Fue monja de clausura, se arrepintió y reconstruyó una nueva vida con 32 años: "Nunca había visto un ordenador"

  • Conocemos cómo es la realidad de una monja de clausura de la mano de Florencia Luce

  • Esta argentina que abandonó la vida contemplativa con 32 años se reinventó como escritora de la mano de 'El canto de las horas'

  • Una novela en la que ficciona (y a la vez narra "sin mentiras") su experiencia como religiosa desde los 20 hasta los 32 años

Florencia Luce (Buenos Aires, 1961) ya se sabe de memoria cuál va a ser la reacción del que tiene en frente cuando se le ocurre contar que fue monja de clausura. Primero viene la cara de asombro. Luego un "¿por qué?" Y después, casi de golpe, todo lo demás. "¿Te pasó algo para querer entrar en un convento?", le suelen plantear con incredulidad. "¿Cómo fue tu vida ahí dentro?", tienden a preguntarle. Pero si hay algo que genera interés (y bastante morbo) es qué sucedió detrás de esas "rejas" para querer salir de allí. Y esto es algo que no siempre es fácil de responder.

Doce años, desde los 20 hasta los 32, fue el tiempo que esta argentina reconvertida a escritora dedicó a la vida religiosa. Más de 4.300 días que ha tratado de condensar en 'El canto de las horas', una novela en la que ficciona su experiencia personal para contar "sin mentiras" lo crudo, para bien y para mal, de dedicar tu juventud a una fe que a veces es inexistente.

----------------

### CONSIGNAS:
**1)** Según el artículo sobre Florencia Luce, ¿cuántos años dedicó ella a la vida religiosa y entre qué edades?
**2)** Enumera todas las preguntas citadas entre comillas que, según el artículo sobre Florencia Luce, le hacen quienes se enteran de que fue monja de clausura.
**3)** Continúa el artículo sobre Florencia Luce a partir de su último párrafo.
El listado no interviene en estas actividades.

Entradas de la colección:
----------------

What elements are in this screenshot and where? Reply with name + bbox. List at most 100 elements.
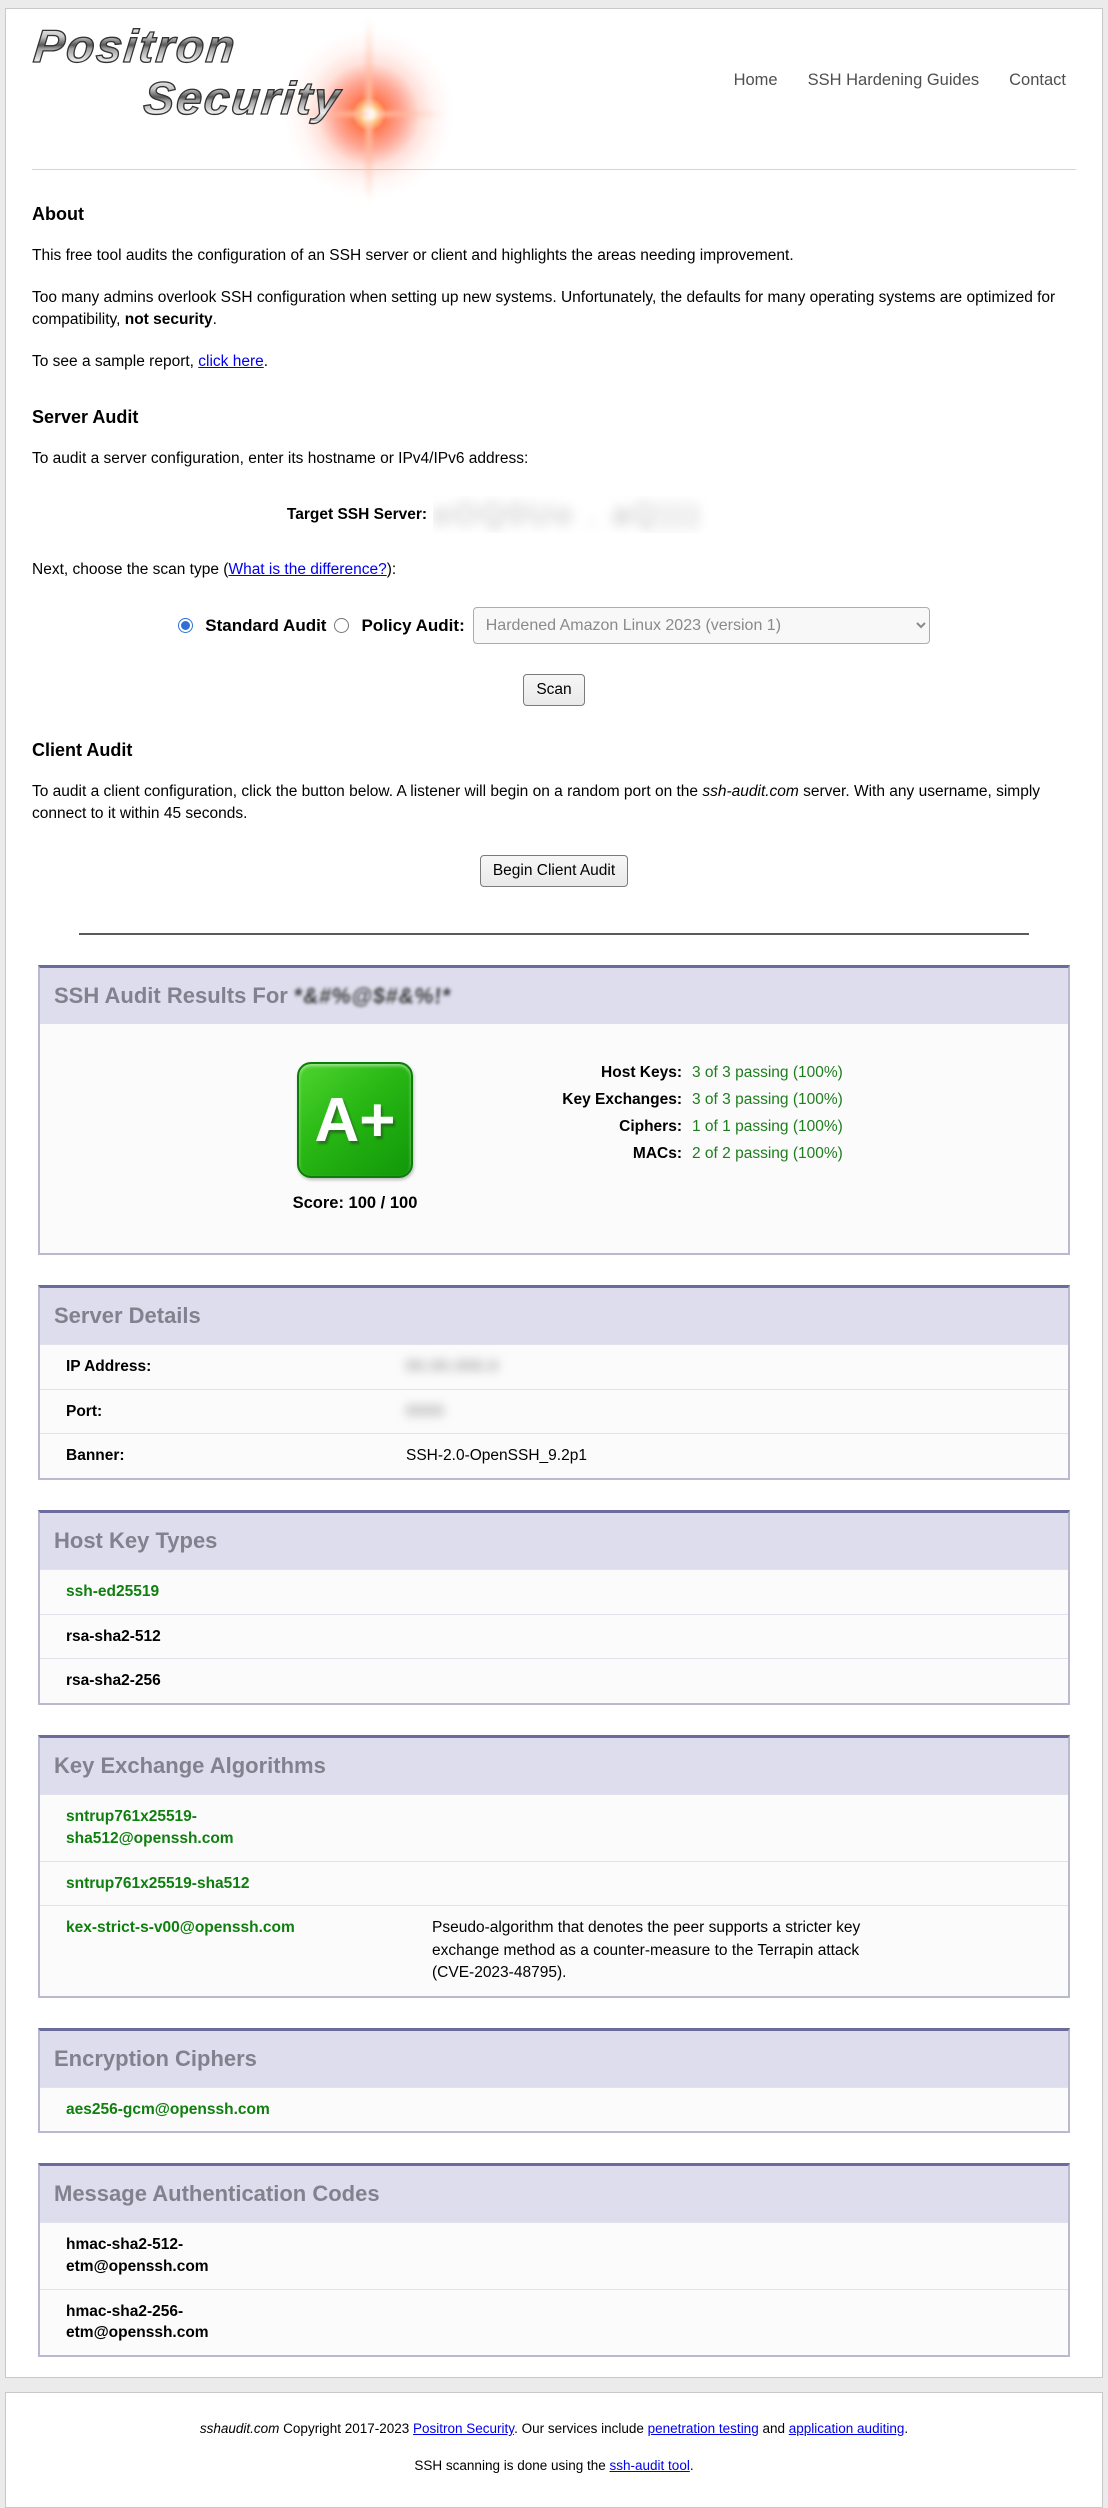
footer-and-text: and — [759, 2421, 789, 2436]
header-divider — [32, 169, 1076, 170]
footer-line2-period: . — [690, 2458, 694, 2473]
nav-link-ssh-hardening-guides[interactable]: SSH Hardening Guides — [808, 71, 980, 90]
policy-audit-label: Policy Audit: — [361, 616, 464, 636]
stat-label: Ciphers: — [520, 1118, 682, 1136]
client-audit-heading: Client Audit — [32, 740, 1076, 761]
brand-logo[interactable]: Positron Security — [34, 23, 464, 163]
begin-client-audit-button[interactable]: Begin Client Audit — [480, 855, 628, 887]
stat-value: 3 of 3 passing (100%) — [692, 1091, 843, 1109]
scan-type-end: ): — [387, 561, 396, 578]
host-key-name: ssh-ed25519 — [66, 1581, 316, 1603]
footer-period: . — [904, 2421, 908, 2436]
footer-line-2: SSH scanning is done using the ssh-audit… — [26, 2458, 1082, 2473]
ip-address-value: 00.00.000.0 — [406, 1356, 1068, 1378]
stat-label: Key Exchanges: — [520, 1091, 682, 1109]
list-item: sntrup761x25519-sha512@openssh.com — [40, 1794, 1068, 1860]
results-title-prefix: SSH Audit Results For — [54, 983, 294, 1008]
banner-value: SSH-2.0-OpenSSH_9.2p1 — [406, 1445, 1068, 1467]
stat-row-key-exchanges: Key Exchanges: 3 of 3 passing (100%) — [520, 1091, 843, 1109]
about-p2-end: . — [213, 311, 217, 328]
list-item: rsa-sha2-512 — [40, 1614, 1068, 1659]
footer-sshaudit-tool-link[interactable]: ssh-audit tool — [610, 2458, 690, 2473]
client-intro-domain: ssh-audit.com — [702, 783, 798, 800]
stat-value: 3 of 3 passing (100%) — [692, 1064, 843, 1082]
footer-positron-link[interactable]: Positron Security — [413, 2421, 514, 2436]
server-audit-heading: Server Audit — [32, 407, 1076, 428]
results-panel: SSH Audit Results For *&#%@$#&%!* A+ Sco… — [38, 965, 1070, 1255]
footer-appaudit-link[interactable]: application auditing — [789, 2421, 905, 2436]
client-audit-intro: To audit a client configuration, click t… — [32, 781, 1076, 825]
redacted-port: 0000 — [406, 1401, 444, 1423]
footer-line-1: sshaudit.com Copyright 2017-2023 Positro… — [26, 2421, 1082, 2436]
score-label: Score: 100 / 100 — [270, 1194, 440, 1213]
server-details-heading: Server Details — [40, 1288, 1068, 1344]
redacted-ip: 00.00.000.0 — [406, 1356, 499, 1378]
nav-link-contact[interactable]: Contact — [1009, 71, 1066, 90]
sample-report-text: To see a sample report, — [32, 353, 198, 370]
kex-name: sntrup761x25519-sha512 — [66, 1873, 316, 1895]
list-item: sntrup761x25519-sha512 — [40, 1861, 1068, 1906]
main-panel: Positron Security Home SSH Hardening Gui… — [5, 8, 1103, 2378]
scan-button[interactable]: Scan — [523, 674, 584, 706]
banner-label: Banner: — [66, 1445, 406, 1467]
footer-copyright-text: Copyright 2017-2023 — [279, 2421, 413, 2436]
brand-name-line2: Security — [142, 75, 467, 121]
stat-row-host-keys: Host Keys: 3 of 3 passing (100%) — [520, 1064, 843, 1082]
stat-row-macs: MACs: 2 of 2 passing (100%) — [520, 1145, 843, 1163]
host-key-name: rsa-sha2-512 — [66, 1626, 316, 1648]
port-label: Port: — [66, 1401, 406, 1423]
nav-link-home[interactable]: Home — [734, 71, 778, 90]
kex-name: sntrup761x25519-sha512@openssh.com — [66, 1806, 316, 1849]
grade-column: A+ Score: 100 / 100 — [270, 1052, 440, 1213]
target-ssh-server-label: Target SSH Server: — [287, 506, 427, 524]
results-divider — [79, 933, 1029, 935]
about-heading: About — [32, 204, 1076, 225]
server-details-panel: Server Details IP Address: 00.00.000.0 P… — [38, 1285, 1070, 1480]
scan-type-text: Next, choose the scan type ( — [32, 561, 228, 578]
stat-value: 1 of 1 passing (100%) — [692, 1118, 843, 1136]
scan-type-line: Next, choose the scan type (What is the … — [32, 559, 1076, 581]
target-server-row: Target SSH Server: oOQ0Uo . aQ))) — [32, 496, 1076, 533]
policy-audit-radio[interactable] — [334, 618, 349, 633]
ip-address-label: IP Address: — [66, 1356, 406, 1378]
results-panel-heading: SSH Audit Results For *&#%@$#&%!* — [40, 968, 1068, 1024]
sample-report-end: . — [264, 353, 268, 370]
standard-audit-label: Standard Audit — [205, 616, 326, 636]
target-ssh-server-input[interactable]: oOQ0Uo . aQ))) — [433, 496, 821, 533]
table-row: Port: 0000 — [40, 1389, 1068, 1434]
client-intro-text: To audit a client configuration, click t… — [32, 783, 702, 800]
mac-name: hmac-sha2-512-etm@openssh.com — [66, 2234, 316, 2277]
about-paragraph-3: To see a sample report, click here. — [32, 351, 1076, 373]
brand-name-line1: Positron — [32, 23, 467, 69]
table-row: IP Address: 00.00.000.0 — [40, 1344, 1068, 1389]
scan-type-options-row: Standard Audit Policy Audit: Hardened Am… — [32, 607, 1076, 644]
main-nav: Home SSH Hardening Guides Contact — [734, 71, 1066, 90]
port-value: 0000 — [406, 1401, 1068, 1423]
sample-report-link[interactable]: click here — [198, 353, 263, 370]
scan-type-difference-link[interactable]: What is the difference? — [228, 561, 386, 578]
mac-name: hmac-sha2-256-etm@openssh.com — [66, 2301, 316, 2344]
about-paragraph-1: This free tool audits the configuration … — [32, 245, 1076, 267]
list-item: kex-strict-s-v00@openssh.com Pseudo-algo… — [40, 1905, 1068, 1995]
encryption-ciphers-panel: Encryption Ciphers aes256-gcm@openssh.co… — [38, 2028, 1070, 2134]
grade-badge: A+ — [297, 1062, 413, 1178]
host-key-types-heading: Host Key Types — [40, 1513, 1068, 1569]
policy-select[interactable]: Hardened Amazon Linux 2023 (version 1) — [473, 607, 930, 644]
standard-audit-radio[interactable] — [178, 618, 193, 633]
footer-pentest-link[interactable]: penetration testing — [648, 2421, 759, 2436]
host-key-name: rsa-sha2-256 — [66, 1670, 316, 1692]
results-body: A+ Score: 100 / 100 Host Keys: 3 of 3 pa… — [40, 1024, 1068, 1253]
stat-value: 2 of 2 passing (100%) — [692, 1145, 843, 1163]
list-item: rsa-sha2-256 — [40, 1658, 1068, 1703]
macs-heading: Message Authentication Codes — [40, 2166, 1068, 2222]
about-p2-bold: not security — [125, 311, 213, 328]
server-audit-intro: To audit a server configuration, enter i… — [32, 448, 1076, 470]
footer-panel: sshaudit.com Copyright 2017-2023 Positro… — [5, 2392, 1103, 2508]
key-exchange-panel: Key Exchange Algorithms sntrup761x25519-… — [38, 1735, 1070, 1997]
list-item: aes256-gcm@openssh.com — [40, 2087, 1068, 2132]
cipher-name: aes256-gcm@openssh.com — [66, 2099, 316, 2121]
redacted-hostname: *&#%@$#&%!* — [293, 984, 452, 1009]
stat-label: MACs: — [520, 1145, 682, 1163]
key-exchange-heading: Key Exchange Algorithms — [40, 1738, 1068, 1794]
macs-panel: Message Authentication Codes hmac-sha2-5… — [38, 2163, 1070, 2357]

----------------

### SOLUCIONES:
**1)** Doce años, desde los 20 hasta los 32.

**2)** "¿Por qué?"; "¿Te pasó algo para querer entrar en un convento?"; "¿Cómo fue tu vida ahí dentro?"

**3)**
Pregunta: ¿Cuál es la pregunta que más se repite cuando una cuenta que has pasado doce años en un convento de clausura?

Respuesta: En general hay una reacción de incredulidad y asombro. Cuesta mucho a la gente asociar mi persona actual con una monja de clausura. Creo que hay una suerte de mitificación de lo que es ser monja, como si no fuera una persona de carne y hueso, con sentimientos, intereses, debilidades.

P: ¿Por qué crees que genera tanto interés (para algunos quizás hasta morbo) conocer cómo es un convento de clausura desde dentro?

R: Es una vida misteriosa. Al ser tan diferente y cerrada, se la desconoce, y de algún modo se torna secreta. Se ve a las monjas entrar y salir, rezar y cantar, silenciosas y sonrientes, pero luego se cierra la puerta, o la reja, y no se sabe más nada. No hay casi nada de literatura contemporánea al respecto. Hoy en día hay algo de información porque los monasterios tienen videos promocionales con el fin de atraer vocaciones. Pero lo que se muestra es siempre parcial. Lo desconocido desata la curiosidad y la imaginación. 

Creo que hay una suerte de mitificación de lo que es ser monja, como si no fuera una persona de carne y hueso, con sentimientos, intereses, debilidades

P: ¿Qué te animó a convertir tu historia personal en una novela?

R: Mi intención inicial fue más bien como necesidad de pensar qué me había pasado a mí. Reflexionar y buscar respuestas a tantos porqués. Poco a poco fue tomando forma de novela, y en ese punto me pareció que era importante dar a conocer esa vida. Quiero mostrar una historia que normaliza de algún modo a las monjas, que las vuelva humanas. Mi opinión personal es que no es una vida secreta, que no hay nada que esconder.

P: Aunque el libro es tu vida ficcionada, siempre has querido dejar claro que mentiras "no hay ninguna".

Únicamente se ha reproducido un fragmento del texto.